◆ What you should do ◆
Every entry needs to be reproduced exactly.

◆ Records supplied ◆
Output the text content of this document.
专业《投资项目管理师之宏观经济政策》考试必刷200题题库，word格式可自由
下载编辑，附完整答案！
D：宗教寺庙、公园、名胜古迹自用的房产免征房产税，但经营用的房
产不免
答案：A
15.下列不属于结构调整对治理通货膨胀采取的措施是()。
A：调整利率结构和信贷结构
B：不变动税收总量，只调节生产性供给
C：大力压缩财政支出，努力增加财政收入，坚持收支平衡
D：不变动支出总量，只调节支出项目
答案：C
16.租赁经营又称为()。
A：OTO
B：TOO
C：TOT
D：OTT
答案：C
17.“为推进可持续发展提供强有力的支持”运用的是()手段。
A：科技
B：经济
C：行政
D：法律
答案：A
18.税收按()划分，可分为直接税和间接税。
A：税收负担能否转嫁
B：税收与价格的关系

◆ Response below ◆
Output the text content of this document.
专业《投资项目管理师之宏观经济政策》考试必刷200题题库，word格式可自由
下载编辑，附完整答案！
D：宗教寺庙、公园、名胜古迹自用的房产免征房产税，但经营用的房
产不免
答案：A
15.下列不属于结构调整对治理通货膨胀采取的措施是()。
A：调整利率结构和信贷结构
B：不变动税收总量，只调节生产性供给
C：大力压缩财政支出，努力增加财政收入，坚持收支平衡
D：不变动支出总量，只调节支出项目
答案：C
16.租赁经营又称为()。
A：OTO
B：TOO
C：TOT
D：OTT
答案：C
17.“为推进可持续发展提供强有力的支持”运用的是()手段。
A：科技
B：经济
C：行政
D：法律
答案：A
18.税收按()划分，可分为直接税和间接税。
A：税收负担能否转嫁
B：税收与价格的关系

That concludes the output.